● **DO THIS**: Set out the listing as a numbered list, from its first line through the line containing "- laser-spot-circle: [363, 18, 753, 408]", and leave out any blank lines.

─── DATA RECORDS ───

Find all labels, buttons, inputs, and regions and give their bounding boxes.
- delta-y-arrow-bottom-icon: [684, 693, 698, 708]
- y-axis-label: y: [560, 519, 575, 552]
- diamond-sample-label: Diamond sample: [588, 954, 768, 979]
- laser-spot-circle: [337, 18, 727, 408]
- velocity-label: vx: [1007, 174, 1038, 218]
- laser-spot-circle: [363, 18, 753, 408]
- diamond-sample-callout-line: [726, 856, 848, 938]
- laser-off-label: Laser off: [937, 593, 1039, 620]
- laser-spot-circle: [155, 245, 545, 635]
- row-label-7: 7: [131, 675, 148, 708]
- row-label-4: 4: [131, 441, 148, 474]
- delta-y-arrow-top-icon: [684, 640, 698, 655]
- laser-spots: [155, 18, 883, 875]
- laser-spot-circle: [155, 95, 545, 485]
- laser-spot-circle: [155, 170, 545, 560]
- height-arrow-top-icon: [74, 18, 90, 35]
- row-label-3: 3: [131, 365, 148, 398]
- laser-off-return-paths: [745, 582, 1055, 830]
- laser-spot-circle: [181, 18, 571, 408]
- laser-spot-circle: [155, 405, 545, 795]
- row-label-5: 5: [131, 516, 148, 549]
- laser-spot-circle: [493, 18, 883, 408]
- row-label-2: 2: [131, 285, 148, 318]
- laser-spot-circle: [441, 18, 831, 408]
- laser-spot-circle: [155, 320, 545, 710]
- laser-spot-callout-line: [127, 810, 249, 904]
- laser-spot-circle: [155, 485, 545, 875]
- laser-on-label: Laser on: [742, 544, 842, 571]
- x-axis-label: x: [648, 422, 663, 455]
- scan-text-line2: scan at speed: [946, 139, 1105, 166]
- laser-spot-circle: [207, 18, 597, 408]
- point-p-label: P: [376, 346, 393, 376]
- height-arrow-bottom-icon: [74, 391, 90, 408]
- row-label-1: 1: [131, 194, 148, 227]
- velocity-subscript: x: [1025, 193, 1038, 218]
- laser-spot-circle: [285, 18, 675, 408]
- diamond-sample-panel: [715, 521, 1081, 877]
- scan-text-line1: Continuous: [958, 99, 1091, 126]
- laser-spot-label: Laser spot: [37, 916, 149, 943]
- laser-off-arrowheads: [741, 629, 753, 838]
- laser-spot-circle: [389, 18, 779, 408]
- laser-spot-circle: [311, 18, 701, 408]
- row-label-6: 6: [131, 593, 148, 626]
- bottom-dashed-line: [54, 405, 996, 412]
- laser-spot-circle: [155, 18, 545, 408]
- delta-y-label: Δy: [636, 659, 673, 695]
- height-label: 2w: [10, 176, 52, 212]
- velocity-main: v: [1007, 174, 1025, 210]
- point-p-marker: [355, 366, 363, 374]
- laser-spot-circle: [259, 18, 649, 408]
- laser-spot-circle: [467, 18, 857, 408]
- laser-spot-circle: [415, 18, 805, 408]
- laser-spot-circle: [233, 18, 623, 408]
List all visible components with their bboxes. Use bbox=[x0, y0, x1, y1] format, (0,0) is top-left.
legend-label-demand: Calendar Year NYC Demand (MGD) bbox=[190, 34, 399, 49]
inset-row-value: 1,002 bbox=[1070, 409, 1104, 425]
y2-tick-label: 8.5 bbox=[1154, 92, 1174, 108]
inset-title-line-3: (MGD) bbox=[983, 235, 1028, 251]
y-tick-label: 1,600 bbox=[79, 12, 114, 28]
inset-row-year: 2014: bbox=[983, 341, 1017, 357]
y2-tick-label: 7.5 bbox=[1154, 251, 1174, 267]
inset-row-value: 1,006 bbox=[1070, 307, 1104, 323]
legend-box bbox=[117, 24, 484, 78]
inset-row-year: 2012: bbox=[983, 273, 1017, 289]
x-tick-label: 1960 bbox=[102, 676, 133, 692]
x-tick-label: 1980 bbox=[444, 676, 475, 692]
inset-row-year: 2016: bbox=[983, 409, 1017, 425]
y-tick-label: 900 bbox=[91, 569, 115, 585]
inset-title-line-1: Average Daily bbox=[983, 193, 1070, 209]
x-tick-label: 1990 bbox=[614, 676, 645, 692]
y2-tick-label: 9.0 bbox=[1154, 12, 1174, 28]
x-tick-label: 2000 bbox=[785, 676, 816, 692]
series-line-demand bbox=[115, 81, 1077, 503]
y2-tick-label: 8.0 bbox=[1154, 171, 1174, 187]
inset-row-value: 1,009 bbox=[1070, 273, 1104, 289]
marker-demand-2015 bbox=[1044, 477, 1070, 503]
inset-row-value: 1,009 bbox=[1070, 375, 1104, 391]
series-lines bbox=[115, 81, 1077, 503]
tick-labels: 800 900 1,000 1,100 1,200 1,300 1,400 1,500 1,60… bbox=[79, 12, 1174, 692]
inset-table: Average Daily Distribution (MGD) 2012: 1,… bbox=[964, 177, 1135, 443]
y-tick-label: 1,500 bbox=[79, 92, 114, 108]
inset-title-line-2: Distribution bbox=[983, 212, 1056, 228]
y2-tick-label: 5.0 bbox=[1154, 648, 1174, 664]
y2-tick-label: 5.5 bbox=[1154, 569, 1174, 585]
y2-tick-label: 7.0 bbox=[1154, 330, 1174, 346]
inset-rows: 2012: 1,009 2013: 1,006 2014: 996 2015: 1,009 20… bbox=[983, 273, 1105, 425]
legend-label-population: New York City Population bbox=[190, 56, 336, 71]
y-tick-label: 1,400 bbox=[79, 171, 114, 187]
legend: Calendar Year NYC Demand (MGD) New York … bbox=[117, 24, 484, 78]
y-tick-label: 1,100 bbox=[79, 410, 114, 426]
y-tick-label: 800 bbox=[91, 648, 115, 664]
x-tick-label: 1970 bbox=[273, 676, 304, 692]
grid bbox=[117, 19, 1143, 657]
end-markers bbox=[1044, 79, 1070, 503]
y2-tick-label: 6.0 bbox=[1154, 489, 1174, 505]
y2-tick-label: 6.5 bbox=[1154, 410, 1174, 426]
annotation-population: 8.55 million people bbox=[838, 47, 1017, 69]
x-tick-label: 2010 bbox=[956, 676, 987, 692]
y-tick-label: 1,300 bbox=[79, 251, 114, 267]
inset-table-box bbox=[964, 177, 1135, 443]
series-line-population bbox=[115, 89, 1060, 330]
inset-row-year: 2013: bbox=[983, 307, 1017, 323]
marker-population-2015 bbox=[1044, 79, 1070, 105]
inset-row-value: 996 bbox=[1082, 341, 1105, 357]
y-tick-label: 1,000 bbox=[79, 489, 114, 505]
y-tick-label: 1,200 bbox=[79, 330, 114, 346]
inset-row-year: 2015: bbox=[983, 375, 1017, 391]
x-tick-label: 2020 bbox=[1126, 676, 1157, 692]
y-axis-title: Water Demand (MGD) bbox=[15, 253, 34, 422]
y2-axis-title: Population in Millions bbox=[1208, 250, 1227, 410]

───

● **CORRECT RESULT**:
1. Find all labels, buttons, inputs, and regions and give their bounding boxes.
2. - delta-y-arrow-bottom-icon: [684, 693, 698, 708]
3. - y-axis-label: y: [560, 519, 575, 552]
4. - diamond-sample-label: Diamond sample: [588, 954, 768, 979]
5. - laser-spot-circle: [337, 18, 727, 408]
6. - velocity-label: vx: [1007, 174, 1038, 218]
7. - laser-spot-circle: [363, 18, 753, 408]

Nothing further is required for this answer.